Given data:
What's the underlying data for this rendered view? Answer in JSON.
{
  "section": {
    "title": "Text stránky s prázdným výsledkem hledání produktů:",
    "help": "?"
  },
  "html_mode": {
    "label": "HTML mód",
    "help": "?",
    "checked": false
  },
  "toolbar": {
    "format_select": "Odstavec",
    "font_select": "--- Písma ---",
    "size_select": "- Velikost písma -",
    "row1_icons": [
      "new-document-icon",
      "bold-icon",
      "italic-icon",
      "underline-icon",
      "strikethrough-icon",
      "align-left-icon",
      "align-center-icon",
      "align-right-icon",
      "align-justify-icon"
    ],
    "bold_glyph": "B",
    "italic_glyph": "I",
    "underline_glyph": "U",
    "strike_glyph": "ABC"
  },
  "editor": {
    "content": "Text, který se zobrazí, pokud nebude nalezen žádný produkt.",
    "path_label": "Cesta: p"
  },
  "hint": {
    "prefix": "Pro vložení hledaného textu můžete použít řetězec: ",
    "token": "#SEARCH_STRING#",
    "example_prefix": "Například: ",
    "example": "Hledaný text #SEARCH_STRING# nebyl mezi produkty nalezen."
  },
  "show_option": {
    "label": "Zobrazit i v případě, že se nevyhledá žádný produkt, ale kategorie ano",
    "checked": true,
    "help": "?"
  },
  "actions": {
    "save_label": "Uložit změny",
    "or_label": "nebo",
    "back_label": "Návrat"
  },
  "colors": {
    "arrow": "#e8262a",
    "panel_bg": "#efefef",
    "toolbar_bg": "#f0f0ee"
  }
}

Task goal: All of the lines above must be returned exactly.

The answer:
What's the underlying data for this rendered view? Answer in JSON.
{
  "section": {
    "title": "Text stránky s prázdným výsledkem hledání produktů:",
    "help": "?"
  },
  "html_mode": {
    "label": "HTML mód",
    "help": "?",
    "checked": false
  },
  "toolbar": {
    "format_select": "Odstavec",
    "font_select": "--- Písma ---",
    "size_select": "- Velikost písma -",
    "row1_icons": [
      "new-document-icon",
      "bold-icon",
      "italic-icon",
      "underline-icon",
      "strikethrough-icon",
      "align-left-icon",
      "align-center-icon",
      "align-right-icon",
      "align-justify-icon"
    ],
    "bold_glyph": "B",
    "italic_glyph": "I",
    "underline_glyph": "U",
    "strike_glyph": "ABC"
  },
  "editor": {
    "content": "Text, který se zobrazí, pokud nebude nalezen žádný produkt.",
    "path_label": "Cesta: p"
  },
  "hint": {
    "prefix": "Pro vložení hledaného textu můžete použít řetězec: ",
    "token": "#SEARCH_STRING#",
    "example_prefix": "Například: ",
    "example": "Hledaný text #SEARCH_STRING# nebyl mezi produkty nalezen."
  },
  "show_option": {
    "label": "Zobrazit i v případě, že se nevyhledá žádný produkt, ale kategorie ano",
    "checked": true,
    "help": "?"
  },
  "actions": {
    "save_label": "Uložit změny",
    "or_label": "nebo",
    "back_label": "Návrat"
  },
  "colors": {
    "arrow": "#e8262a",
    "panel_bg": "#efefef",
    "toolbar_bg": "#f0f0ee"
  }
}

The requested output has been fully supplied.